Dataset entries
[Start]
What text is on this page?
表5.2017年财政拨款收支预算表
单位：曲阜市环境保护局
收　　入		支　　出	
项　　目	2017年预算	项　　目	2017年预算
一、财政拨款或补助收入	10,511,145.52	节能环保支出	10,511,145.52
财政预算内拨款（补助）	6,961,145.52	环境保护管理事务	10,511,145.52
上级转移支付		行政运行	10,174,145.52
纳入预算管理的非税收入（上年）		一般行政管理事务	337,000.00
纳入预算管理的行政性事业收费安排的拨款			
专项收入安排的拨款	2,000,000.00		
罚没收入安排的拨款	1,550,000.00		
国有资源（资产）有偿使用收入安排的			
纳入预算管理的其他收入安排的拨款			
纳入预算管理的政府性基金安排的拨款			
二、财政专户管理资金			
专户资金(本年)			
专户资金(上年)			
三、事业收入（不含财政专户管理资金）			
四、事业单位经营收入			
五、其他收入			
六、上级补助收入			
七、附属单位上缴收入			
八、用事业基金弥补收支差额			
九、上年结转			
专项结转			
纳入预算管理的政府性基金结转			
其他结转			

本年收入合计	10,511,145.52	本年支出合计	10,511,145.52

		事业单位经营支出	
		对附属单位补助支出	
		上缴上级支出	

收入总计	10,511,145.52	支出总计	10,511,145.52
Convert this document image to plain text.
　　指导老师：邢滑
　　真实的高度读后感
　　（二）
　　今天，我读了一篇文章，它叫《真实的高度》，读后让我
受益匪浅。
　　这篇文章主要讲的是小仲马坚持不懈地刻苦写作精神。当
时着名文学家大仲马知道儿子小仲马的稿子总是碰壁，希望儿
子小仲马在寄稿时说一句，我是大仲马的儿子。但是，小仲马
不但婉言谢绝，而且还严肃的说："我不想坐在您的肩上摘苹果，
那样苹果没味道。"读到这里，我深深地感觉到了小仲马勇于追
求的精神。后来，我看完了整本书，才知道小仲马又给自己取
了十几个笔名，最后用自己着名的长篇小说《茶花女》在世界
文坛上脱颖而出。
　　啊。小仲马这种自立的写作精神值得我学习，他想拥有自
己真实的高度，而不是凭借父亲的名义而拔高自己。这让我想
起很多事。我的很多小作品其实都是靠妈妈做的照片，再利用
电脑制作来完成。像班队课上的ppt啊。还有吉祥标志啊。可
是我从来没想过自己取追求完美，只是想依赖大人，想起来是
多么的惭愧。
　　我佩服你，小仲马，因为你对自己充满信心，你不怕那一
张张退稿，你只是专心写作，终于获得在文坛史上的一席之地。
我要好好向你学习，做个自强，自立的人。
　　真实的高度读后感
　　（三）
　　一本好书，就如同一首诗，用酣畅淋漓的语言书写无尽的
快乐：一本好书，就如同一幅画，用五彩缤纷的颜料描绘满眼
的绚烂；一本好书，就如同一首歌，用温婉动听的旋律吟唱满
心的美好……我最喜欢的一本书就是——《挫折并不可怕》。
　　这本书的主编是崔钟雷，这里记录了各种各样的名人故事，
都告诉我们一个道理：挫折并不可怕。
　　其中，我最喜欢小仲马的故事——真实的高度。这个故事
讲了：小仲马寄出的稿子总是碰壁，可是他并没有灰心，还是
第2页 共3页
[End]
EXERCISE:
Reproduce only the lines running from the one that contains "Convert this document image to plain text." to the last line of the records.

EXPECTED OUTPUT:
Convert this document image to plain text.
　　指导老师：邢滑
　　真实的高度读后感
　　（二）
　　今天，我读了一篇文章，它叫《真实的高度》，读后让我
受益匪浅。
　　这篇文章主要讲的是小仲马坚持不懈地刻苦写作精神。当
时着名文学家大仲马知道儿子小仲马的稿子总是碰壁，希望儿
子小仲马在寄稿时说一句，我是大仲马的儿子。但是，小仲马
不但婉言谢绝，而且还严肃的说："我不想坐在您的肩上摘苹果，
那样苹果没味道。"读到这里，我深深地感觉到了小仲马勇于追
求的精神。后来，我看完了整本书，才知道小仲马又给自己取
了十几个笔名，最后用自己着名的长篇小说《茶花女》在世界
文坛上脱颖而出。
　　啊。小仲马这种自立的写作精神值得我学习，他想拥有自
己真实的高度，而不是凭借父亲的名义而拔高自己。这让我想
起很多事。我的很多小作品其实都是靠妈妈做的照片，再利用
电脑制作来完成。像班队课上的ppt啊。还有吉祥标志啊。可
是我从来没想过自己取追求完美，只是想依赖大人，想起来是
多么的惭愧。
　　我佩服你，小仲马，因为你对自己充满信心，你不怕那一
张张退稿，你只是专心写作，终于获得在文坛史上的一席之地。
我要好好向你学习，做个自强，自立的人。
　　真实的高度读后感
　　（三）
　　一本好书，就如同一首诗，用酣畅淋漓的语言书写无尽的
快乐：一本好书，就如同一幅画，用五彩缤纷的颜料描绘满眼
的绚烂；一本好书，就如同一首歌，用温婉动听的旋律吟唱满
心的美好……我最喜欢的一本书就是——《挫折并不可怕》。
　　这本书的主编是崔钟雷，这里记录了各种各样的名人故事，
都告诉我们一个道理：挫折并不可怕。
　　其中，我最喜欢小仲马的故事——真实的高度。这个故事
讲了：小仲马寄出的稿子总是碰壁，可是他并没有灰心，还是
第2页 共3页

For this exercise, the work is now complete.